## [RECORDED INFORMATION]

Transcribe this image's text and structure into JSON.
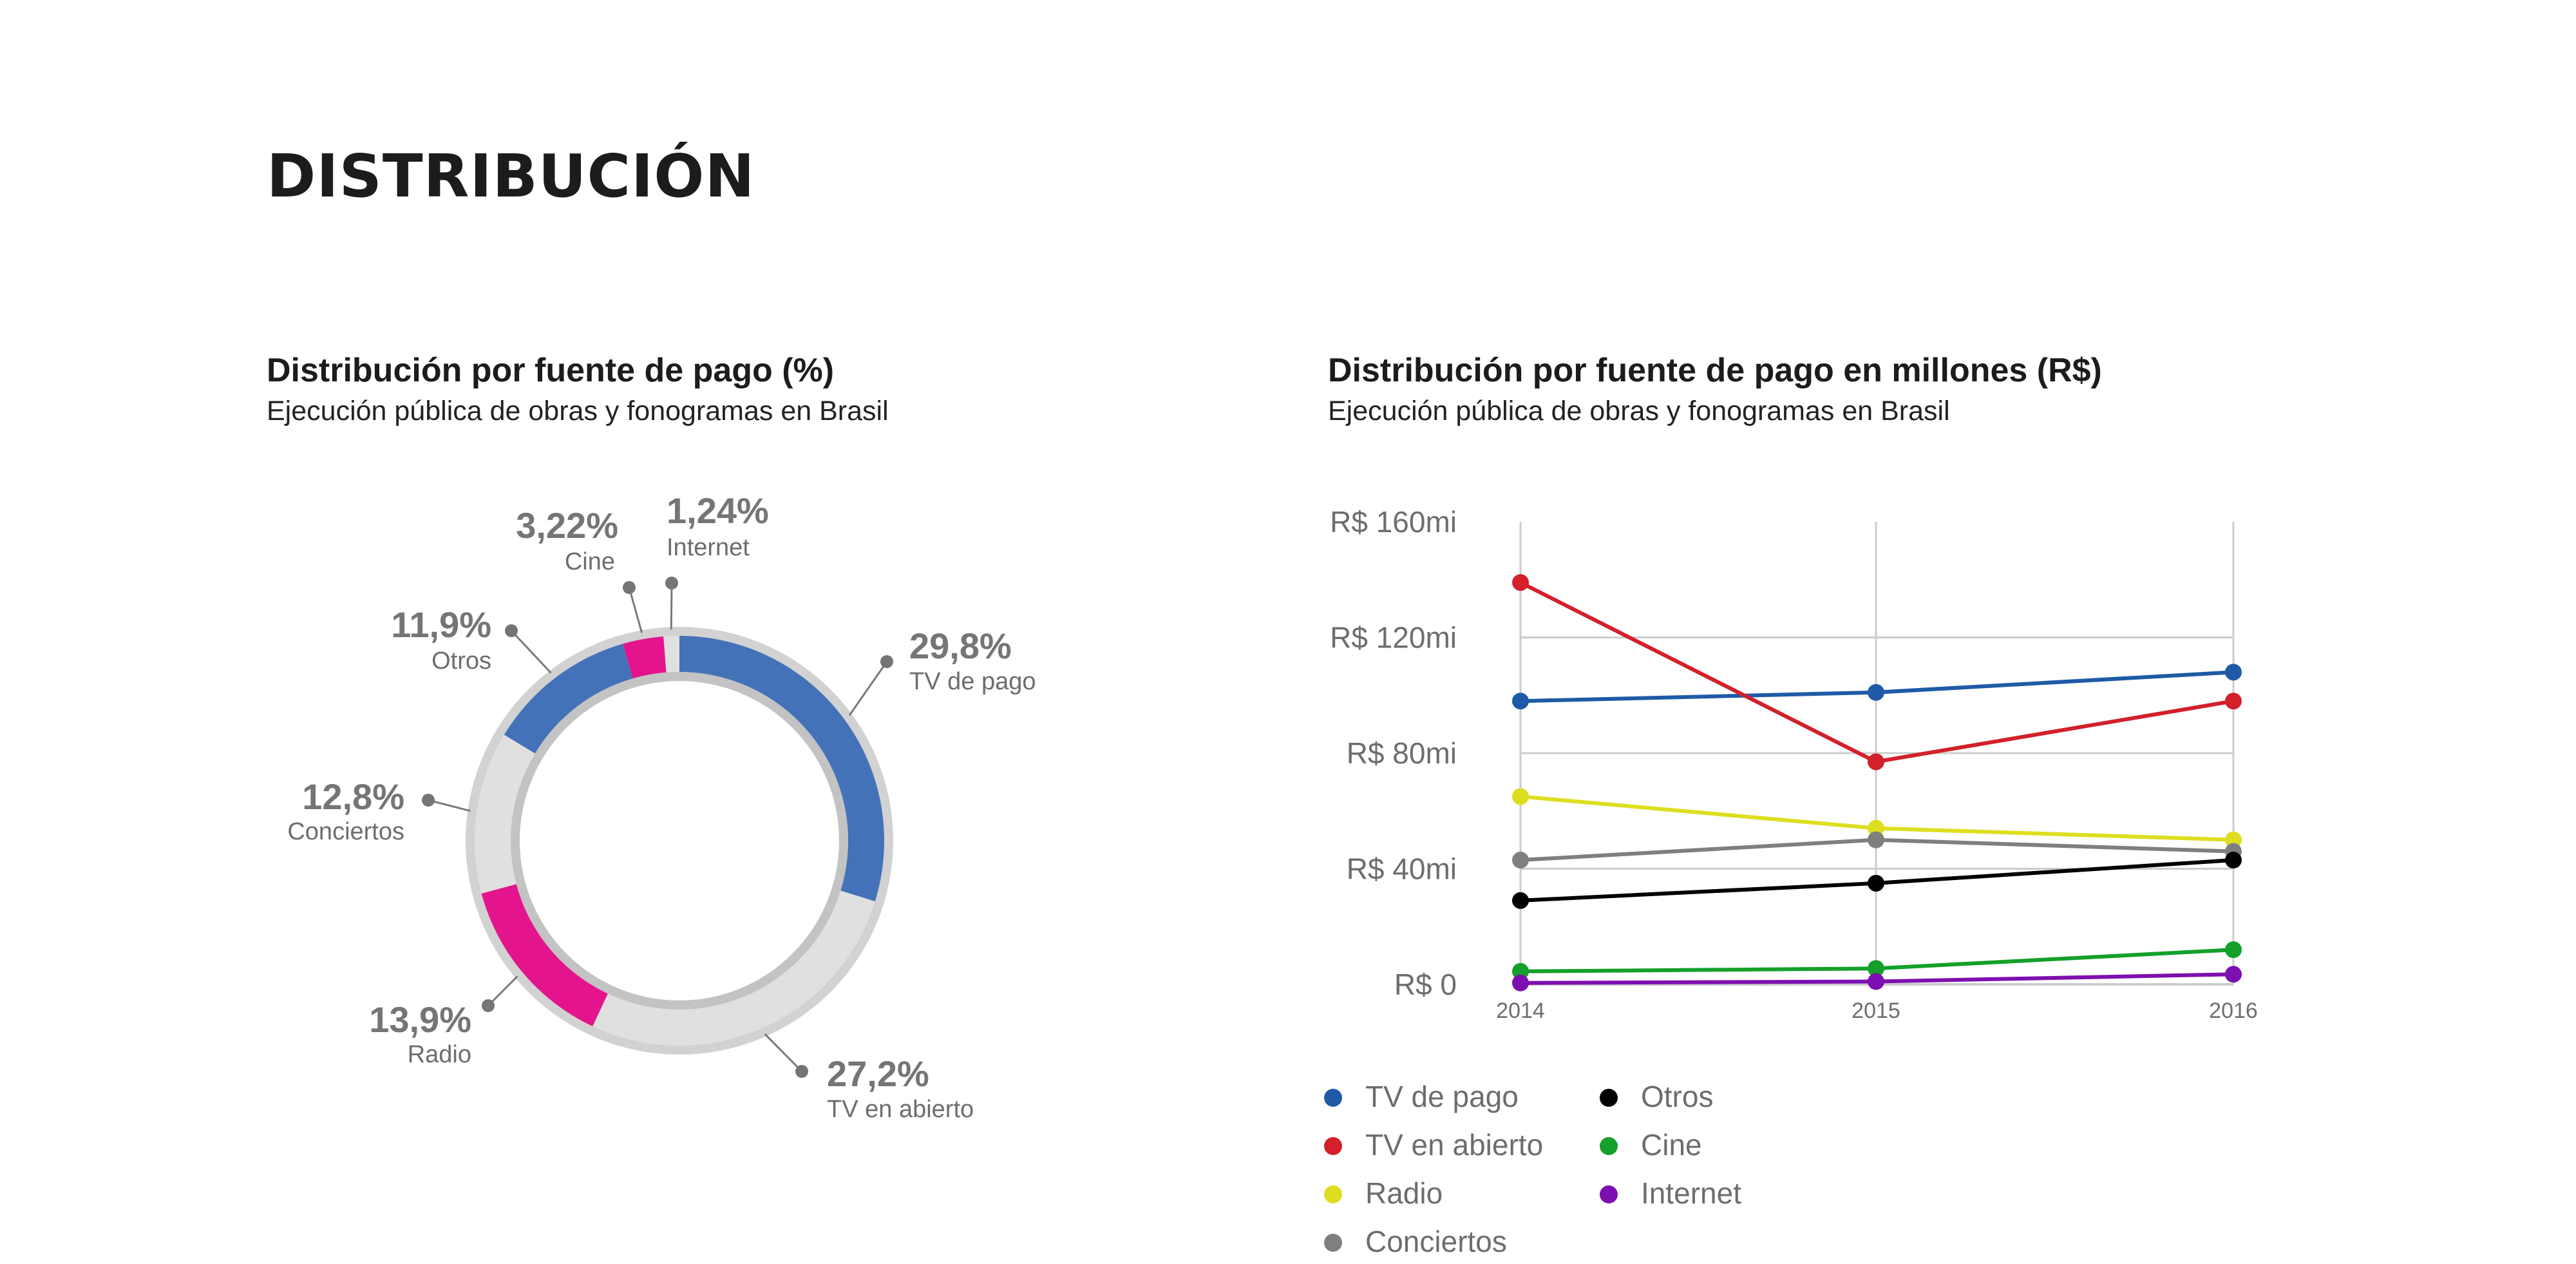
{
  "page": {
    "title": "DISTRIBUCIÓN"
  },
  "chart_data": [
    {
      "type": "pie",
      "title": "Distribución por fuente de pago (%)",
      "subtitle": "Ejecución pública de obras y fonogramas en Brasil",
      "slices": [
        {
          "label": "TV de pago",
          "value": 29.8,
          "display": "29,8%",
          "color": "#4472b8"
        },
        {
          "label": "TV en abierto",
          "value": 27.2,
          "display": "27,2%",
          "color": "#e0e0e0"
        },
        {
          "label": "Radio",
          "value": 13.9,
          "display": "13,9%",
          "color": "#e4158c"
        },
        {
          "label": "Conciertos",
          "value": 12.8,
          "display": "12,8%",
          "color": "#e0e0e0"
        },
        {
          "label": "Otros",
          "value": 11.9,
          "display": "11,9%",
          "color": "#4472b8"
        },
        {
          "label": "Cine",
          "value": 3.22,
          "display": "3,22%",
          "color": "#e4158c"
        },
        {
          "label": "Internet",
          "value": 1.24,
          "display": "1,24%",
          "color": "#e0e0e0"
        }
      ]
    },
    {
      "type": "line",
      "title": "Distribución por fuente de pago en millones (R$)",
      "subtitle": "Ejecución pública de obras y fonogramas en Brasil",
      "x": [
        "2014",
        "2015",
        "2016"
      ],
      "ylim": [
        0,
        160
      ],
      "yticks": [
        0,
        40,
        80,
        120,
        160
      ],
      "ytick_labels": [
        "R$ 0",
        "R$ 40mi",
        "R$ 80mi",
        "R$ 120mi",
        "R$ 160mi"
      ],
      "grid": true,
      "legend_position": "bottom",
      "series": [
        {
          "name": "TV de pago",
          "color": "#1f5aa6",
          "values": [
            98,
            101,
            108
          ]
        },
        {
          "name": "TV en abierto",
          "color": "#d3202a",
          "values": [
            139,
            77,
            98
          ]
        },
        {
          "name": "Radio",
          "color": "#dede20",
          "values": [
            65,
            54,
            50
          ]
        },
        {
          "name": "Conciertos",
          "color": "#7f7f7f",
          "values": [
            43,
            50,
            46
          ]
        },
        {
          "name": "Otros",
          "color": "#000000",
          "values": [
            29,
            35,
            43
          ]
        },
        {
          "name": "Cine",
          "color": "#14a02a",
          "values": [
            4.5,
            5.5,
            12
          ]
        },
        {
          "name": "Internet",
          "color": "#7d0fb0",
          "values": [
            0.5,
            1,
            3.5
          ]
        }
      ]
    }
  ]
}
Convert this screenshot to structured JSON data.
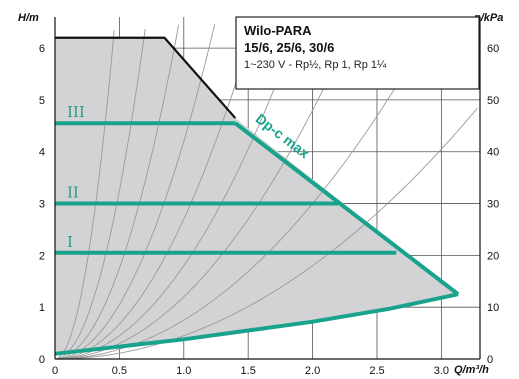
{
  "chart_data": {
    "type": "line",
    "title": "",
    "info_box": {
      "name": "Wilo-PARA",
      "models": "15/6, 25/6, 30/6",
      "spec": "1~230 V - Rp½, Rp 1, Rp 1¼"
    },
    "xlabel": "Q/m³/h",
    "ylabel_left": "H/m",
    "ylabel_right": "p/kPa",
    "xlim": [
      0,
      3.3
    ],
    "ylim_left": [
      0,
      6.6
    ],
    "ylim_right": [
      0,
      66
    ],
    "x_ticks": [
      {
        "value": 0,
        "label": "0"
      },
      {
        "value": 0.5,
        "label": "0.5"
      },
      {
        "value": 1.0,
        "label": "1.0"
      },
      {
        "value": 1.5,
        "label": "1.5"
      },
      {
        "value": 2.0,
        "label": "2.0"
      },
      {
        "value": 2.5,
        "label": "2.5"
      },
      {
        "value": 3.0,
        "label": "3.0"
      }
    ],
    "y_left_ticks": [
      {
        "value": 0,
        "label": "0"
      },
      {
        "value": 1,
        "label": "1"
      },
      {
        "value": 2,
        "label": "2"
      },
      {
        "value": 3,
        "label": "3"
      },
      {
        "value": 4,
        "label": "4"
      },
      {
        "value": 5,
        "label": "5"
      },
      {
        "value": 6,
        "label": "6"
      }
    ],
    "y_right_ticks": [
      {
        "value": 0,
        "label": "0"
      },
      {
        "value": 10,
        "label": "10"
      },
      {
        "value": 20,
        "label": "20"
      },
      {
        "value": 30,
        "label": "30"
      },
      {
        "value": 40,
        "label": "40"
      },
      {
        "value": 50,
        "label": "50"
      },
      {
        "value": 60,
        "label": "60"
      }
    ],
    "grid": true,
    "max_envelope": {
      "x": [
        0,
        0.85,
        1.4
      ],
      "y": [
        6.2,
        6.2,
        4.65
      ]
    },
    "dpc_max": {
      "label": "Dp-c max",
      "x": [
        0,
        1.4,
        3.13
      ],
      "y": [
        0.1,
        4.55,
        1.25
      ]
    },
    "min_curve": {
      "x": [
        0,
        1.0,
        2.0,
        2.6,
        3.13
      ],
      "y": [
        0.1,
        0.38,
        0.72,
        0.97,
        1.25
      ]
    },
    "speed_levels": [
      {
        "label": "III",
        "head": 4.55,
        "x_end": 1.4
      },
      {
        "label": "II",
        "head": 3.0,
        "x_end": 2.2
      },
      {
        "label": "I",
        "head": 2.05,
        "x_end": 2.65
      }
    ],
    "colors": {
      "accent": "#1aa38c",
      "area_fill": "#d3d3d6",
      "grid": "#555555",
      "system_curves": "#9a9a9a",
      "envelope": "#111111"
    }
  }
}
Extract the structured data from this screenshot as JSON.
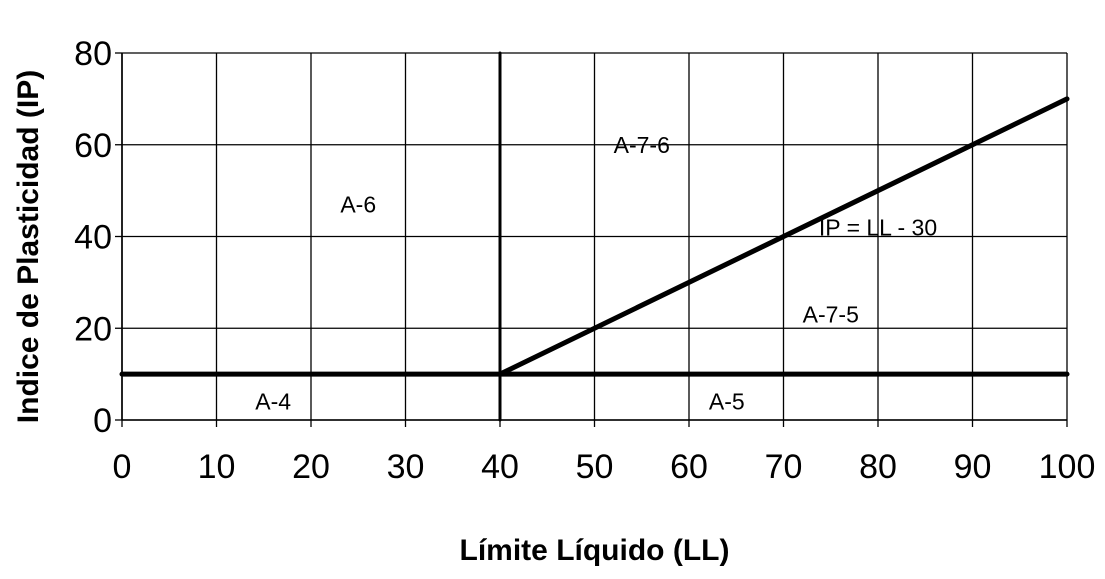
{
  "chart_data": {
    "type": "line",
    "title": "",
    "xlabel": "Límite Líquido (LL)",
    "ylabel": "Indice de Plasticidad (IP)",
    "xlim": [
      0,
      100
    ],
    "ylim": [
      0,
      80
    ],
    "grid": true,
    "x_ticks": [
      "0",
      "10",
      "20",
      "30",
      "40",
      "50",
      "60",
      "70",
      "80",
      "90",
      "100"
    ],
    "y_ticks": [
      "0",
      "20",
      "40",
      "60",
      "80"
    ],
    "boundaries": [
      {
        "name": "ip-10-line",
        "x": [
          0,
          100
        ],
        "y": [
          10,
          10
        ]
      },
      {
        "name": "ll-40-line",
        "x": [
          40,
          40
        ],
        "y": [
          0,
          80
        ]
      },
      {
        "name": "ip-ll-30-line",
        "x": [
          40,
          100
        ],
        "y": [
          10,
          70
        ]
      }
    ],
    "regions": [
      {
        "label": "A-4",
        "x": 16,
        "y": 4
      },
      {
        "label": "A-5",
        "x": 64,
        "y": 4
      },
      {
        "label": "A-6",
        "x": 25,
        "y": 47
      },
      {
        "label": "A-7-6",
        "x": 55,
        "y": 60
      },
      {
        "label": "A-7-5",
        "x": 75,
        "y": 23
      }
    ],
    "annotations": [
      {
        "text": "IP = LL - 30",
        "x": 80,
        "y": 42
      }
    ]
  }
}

## [AIM OF THE TASK]
From start to finish, output the listing exactly, but omit its pictures.

## [SOLUTION TO THE PROBLEM]
Transcribe this image's text and structure into JSON.
{
  "page": {
    "title": "DISTRIBUCIÓN"
  },
  "chart_data": [
    {
      "type": "pie",
      "title": "Distribución por fuente de pago (%)",
      "subtitle": "Ejecución pública de obras y fonogramas en Brasil",
      "slices": [
        {
          "label": "TV de pago",
          "value": 29.8,
          "display": "29,8%",
          "color": "#4472b8"
        },
        {
          "label": "TV en abierto",
          "value": 27.2,
          "display": "27,2%",
          "color": "#e0e0e0"
        },
        {
          "label": "Radio",
          "value": 13.9,
          "display": "13,9%",
          "color": "#e4158c"
        },
        {
          "label": "Conciertos",
          "value": 12.8,
          "display": "12,8%",
          "color": "#e0e0e0"
        },
        {
          "label": "Otros",
          "value": 11.9,
          "display": "11,9%",
          "color": "#4472b8"
        },
        {
          "label": "Cine",
          "value": 3.22,
          "display": "3,22%",
          "color": "#e4158c"
        },
        {
          "label": "Internet",
          "value": 1.24,
          "display": "1,24%",
          "color": "#e0e0e0"
        }
      ]
    },
    {
      "type": "line",
      "title": "Distribución por fuente de pago en millones (R$)",
      "subtitle": "Ejecución pública de obras y fonogramas en Brasil",
      "x": [
        "2014",
        "2015",
        "2016"
      ],
      "ylim": [
        0,
        160
      ],
      "yticks": [
        0,
        40,
        80,
        120,
        160
      ],
      "ytick_labels": [
        "R$ 0",
        "R$ 40mi",
        "R$ 80mi",
        "R$ 120mi",
        "R$ 160mi"
      ],
      "grid": true,
      "legend_position": "bottom",
      "series": [
        {
          "name": "TV de pago",
          "color": "#1f5aa6",
          "values": [
            98,
            101,
            108
          ]
        },
        {
          "name": "TV en abierto",
          "color": "#d3202a",
          "values": [
            139,
            77,
            98
          ]
        },
        {
          "name": "Radio",
          "color": "#dede20",
          "values": [
            65,
            54,
            50
          ]
        },
        {
          "name": "Conciertos",
          "color": "#7f7f7f",
          "values": [
            43,
            50,
            46
          ]
        },
        {
          "name": "Otros",
          "color": "#000000",
          "values": [
            29,
            35,
            43
          ]
        },
        {
          "name": "Cine",
          "color": "#14a02a",
          "values": [
            4.5,
            5.5,
            12
          ]
        },
        {
          "name": "Internet",
          "color": "#7d0fb0",
          "values": [
            0.5,
            1,
            3.5
          ]
        }
      ]
    }
  ]
}
Convert this screenshot to structured JSON data.
{
  "chart_data": {
    "type": "line",
    "title": "",
    "info_box": {
      "name": "Wilo-PARA",
      "models": "15/6, 25/6, 30/6",
      "spec": "1~230 V - Rp½, Rp 1, Rp 1¼"
    },
    "xlabel": "Q/m³/h",
    "ylabel_left": "H/m",
    "ylabel_right": "p/kPa",
    "xlim": [
      0,
      3.3
    ],
    "ylim_left": [
      0,
      6.6
    ],
    "ylim_right": [
      0,
      66
    ],
    "x_ticks": [
      {
        "value": 0,
        "label": "0"
      },
      {
        "value": 0.5,
        "label": "0.5"
      },
      {
        "value": 1.0,
        "label": "1.0"
      },
      {
        "value": 1.5,
        "label": "1.5"
      },
      {
        "value": 2.0,
        "label": "2.0"
      },
      {
        "value": 2.5,
        "label": "2.5"
      },
      {
        "value": 3.0,
        "label": "3.0"
      }
    ],
    "y_left_ticks": [
      {
        "value": 0,
        "label": "0"
      },
      {
        "value": 1,
        "label": "1"
      },
      {
        "value": 2,
        "label": "2"
      },
      {
        "value": 3,
        "label": "3"
      },
      {
        "value": 4,
        "label": "4"
      },
      {
        "value": 5,
        "label": "5"
      },
      {
        "value": 6,
        "label": "6"
      }
    ],
    "y_right_ticks": [
      {
        "value": 0,
        "label": "0"
      },
      {
        "value": 10,
        "label": "10"
      },
      {
        "value": 20,
        "label": "20"
      },
      {
        "value": 30,
        "label": "30"
      },
      {
        "value": 40,
        "label": "40"
      },
      {
        "value": 50,
        "label": "50"
      },
      {
        "value": 60,
        "label": "60"
      }
    ],
    "grid": true,
    "max_envelope": {
      "x": [
        0,
        0.85,
        1.4
      ],
      "y": [
        6.2,
        6.2,
        4.65
      ]
    },
    "dpc_max": {
      "label": "Dp-c max",
      "x": [
        0,
        1.4,
        3.13
      ],
      "y": [
        0.1,
        4.55,
        1.25
      ]
    },
    "min_curve": {
      "x": [
        0,
        1.0,
        2.0,
        2.6,
        3.13
      ],
      "y": [
        0.1,
        0.38,
        0.72,
        0.97,
        1.25
      ]
    },
    "speed_levels": [
      {
        "label": "III",
        "head": 4.55,
        "x_end": 1.4
      },
      {
        "label": "II",
        "head": 3.0,
        "x_end": 2.2
      },
      {
        "label": "I",
        "head": 2.05,
        "x_end": 2.65
      }
    ],
    "colors": {
      "accent": "#1aa38c",
      "area_fill": "#d3d3d6",
      "grid": "#555555",
      "system_curves": "#9a9a9a",
      "envelope": "#111111"
    }
  }
}
Extract the structured data from this screenshot as JSON.
{
  "chart_data": {
    "type": "line",
    "title": "",
    "xlabel": "Límite Líquido (LL)",
    "ylabel": "Indice de Plasticidad (IP)",
    "xlim": [
      0,
      100
    ],
    "ylim": [
      0,
      80
    ],
    "grid": true,
    "x_ticks": [
      "0",
      "10",
      "20",
      "30",
      "40",
      "50",
      "60",
      "70",
      "80",
      "90",
      "100"
    ],
    "y_ticks": [
      "0",
      "20",
      "40",
      "60",
      "80"
    ],
    "boundaries": [
      {
        "name": "ip-10-line",
        "x": [
          0,
          100
        ],
        "y": [
          10,
          10
        ]
      },
      {
        "name": "ll-40-line",
        "x": [
          40,
          40
        ],
        "y": [
          0,
          80
        ]
      },
      {
        "name": "ip-ll-30-line",
        "x": [
          40,
          100
        ],
        "y": [
          10,
          70
        ]
      }
    ],
    "regions": [
      {
        "label": "A-4",
        "x": 16,
        "y": 4
      },
      {
        "label": "A-5",
        "x": 64,
        "y": 4
      },
      {
        "label": "A-6",
        "x": 25,
        "y": 47
      },
      {
        "label": "A-7-6",
        "x": 55,
        "y": 60
      },
      {
        "label": "A-7-5",
        "x": 75,
        "y": 23
      }
    ],
    "annotations": [
      {
        "text": "IP = LL - 30",
        "x": 80,
        "y": 42
      }
    ]
  }
}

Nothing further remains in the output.